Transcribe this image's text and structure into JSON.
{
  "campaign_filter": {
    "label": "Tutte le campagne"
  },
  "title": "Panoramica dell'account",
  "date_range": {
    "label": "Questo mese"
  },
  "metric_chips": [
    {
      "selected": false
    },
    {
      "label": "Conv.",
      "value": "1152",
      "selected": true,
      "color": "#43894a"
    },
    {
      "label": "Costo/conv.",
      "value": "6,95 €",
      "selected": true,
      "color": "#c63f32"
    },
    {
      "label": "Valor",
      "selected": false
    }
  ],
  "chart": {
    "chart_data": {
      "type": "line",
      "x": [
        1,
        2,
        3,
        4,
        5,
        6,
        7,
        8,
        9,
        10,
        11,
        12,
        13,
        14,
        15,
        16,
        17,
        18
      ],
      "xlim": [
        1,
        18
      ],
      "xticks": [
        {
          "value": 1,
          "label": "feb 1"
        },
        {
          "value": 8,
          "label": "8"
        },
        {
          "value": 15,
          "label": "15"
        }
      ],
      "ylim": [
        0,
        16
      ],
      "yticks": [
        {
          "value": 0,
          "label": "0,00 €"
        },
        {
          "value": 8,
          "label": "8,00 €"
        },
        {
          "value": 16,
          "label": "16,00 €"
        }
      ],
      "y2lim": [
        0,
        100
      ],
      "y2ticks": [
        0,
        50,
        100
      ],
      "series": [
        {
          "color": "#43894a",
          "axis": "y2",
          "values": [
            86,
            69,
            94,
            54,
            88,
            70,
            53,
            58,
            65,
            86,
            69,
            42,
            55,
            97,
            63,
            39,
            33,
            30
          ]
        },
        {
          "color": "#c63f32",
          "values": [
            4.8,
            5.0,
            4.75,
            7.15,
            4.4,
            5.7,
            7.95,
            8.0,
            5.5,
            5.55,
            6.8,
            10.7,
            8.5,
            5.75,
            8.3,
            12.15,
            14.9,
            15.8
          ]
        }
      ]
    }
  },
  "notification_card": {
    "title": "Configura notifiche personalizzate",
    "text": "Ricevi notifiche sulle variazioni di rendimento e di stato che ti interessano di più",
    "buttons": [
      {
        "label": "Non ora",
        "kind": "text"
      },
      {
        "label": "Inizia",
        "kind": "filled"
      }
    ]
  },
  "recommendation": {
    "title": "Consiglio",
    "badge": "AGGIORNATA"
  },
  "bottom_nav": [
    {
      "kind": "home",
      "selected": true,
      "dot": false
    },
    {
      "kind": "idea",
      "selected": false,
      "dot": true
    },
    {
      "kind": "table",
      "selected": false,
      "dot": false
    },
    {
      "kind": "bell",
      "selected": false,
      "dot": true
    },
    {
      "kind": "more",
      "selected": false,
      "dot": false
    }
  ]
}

====

Request
Go through the records above, find every line with the word "text", and list those lines.

Solved problem
Transcribe this image's text and structure into JSON.
    "text": "Ricevi notifiche sulle variazioni di rendimento e di stato che ti interessano di più",
        "kind": "text"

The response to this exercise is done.